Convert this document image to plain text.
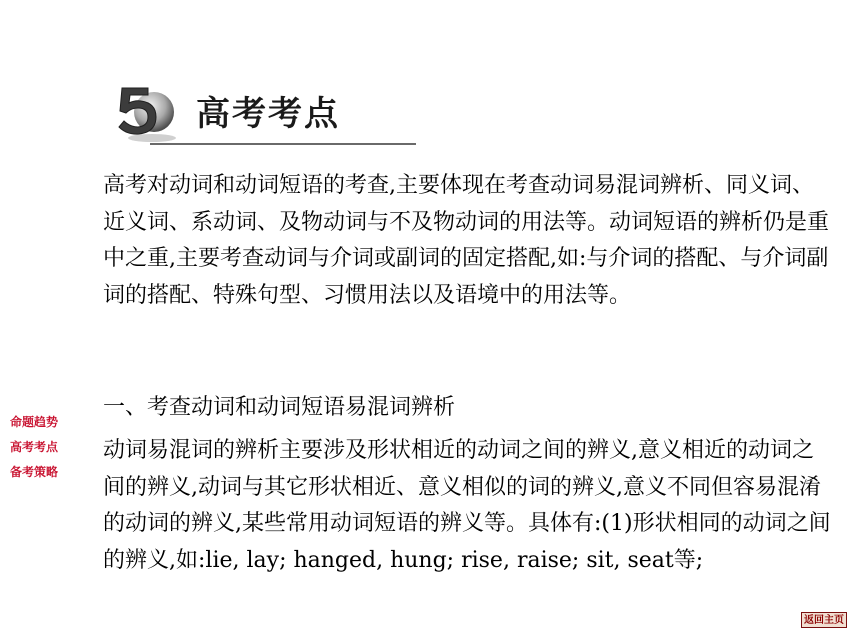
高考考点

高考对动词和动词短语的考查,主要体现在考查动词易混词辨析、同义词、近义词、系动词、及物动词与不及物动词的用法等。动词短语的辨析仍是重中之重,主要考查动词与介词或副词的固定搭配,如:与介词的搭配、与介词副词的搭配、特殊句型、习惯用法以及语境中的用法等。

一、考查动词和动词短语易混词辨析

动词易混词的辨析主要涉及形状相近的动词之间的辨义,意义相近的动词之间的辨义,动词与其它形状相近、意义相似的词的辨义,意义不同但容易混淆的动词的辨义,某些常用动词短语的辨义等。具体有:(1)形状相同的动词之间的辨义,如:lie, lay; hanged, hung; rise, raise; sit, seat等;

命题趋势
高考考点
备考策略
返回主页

____

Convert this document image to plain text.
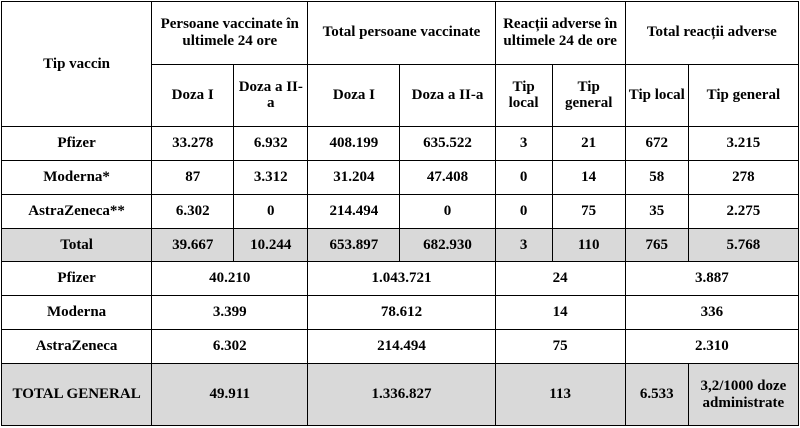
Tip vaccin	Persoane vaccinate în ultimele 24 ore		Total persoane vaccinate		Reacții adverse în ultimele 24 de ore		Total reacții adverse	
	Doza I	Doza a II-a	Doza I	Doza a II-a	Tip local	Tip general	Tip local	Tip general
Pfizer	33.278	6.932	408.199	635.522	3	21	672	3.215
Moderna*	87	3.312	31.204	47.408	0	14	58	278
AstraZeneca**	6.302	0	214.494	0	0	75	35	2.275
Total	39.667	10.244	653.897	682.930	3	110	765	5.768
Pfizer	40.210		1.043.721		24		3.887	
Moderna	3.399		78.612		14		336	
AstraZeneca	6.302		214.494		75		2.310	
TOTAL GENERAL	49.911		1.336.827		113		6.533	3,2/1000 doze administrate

____

* _What the task requires_
In the listing, find every line containing the word "Pfizer" and list it.

* _Correct result_
Pfizer	33.278	6.932	408.199	635.522	3	21	672	3.215
Pfizer	40.210		1.043.721		24		3.887	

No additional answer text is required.